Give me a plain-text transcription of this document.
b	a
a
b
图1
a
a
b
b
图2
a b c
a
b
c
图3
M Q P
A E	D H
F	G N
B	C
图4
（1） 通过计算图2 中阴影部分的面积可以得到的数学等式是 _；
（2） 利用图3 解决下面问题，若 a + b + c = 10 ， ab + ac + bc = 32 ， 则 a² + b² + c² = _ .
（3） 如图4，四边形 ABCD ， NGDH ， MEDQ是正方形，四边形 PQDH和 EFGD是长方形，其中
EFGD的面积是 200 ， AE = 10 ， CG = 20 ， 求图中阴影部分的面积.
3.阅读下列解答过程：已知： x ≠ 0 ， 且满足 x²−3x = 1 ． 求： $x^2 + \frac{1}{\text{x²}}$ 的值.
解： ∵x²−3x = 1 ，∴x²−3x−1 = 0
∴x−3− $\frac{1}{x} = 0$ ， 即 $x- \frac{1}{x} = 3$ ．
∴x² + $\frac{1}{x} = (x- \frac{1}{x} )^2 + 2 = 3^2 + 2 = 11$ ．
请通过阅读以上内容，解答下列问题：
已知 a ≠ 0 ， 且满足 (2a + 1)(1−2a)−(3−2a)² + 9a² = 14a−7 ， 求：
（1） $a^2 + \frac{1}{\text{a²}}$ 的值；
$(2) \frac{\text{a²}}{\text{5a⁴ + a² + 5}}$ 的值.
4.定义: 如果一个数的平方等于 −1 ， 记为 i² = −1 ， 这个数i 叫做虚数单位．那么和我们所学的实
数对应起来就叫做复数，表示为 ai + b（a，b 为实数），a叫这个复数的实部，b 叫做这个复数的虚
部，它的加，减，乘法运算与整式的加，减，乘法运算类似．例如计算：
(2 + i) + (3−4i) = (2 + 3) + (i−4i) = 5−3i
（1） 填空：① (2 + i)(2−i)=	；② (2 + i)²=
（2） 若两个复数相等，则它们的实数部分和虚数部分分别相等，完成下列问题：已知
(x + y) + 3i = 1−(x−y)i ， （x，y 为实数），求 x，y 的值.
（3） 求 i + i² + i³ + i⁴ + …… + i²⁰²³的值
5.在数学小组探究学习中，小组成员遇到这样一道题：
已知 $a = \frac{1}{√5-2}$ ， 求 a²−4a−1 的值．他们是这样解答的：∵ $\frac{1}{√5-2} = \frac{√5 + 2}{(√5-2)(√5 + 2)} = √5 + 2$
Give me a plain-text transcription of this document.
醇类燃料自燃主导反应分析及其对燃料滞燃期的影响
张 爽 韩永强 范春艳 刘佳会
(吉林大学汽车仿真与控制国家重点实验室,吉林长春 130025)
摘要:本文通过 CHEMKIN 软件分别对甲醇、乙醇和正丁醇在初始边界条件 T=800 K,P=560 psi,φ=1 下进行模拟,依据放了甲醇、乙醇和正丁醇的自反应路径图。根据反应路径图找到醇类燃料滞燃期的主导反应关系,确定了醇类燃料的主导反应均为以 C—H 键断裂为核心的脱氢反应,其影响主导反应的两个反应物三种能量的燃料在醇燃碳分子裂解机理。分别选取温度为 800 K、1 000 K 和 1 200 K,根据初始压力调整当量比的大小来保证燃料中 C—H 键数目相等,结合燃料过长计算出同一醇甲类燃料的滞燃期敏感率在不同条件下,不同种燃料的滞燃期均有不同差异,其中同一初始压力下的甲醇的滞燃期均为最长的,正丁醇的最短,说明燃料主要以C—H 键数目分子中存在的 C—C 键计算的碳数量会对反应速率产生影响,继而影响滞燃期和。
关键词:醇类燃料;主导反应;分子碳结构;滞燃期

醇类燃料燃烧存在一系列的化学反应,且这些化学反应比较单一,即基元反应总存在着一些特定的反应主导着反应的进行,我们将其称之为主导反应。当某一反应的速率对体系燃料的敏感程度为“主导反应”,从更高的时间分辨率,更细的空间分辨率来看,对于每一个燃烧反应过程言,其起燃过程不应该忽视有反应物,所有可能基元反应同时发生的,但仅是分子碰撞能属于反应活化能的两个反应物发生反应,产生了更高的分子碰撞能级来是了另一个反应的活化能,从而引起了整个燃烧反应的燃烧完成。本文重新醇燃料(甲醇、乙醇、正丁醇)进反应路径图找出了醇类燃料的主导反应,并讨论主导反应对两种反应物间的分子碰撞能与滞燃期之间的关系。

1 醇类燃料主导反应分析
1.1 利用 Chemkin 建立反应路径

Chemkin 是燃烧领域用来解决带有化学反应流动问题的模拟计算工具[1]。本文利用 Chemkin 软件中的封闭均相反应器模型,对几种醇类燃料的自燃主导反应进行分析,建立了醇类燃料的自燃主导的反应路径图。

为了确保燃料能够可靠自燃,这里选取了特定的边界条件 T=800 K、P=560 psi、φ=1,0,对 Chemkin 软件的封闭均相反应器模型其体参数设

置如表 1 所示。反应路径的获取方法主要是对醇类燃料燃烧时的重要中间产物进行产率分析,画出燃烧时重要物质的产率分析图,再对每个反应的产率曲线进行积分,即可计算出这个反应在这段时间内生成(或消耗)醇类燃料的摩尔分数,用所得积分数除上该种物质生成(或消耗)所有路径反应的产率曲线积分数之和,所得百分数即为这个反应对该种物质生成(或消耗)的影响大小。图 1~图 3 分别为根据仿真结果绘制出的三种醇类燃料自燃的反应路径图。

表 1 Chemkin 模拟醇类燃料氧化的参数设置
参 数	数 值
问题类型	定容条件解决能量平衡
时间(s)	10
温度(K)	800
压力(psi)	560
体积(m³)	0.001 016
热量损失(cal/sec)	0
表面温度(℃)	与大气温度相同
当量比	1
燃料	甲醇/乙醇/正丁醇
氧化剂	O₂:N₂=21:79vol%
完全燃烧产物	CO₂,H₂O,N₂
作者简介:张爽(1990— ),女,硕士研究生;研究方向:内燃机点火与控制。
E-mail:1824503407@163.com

● ● ● ●

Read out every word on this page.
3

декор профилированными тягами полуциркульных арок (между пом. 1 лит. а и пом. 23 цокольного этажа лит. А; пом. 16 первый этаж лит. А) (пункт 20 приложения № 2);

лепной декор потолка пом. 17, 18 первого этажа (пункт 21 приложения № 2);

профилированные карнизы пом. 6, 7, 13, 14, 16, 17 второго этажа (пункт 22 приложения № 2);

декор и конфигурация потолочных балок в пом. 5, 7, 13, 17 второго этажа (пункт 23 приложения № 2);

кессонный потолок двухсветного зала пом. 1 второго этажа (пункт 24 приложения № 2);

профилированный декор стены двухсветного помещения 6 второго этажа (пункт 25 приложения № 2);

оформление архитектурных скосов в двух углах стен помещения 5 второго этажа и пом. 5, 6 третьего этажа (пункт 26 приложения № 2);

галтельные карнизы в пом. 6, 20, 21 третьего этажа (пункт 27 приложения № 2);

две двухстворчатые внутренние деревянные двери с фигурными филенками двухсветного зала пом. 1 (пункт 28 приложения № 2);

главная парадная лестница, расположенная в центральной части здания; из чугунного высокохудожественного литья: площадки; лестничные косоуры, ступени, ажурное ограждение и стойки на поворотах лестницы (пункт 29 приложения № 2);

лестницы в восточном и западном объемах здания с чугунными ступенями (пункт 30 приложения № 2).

● ● ● ●

# [Challenge]
Select the lines in this material that hold the word "декор", leaving none out.

# [Full answer]
декор профилированными тягами полуциркульных арок (между пом. 1 лит. а и пом. 23 цокольного этажа лит. А; пом. 16 первый этаж лит. А) (пункт 20 приложения № 2);
лепной декор потолка пом. 17, 18 первого этажа (пункт 21 приложения № 2);
декор и конфигурация потолочных балок в пом. 5, 7, 13, 17 второго этажа (пункт 23 приложения № 2);
профилированный декор стены двухсветного помещения 6 второго этажа (пункт 25 приложения № 2);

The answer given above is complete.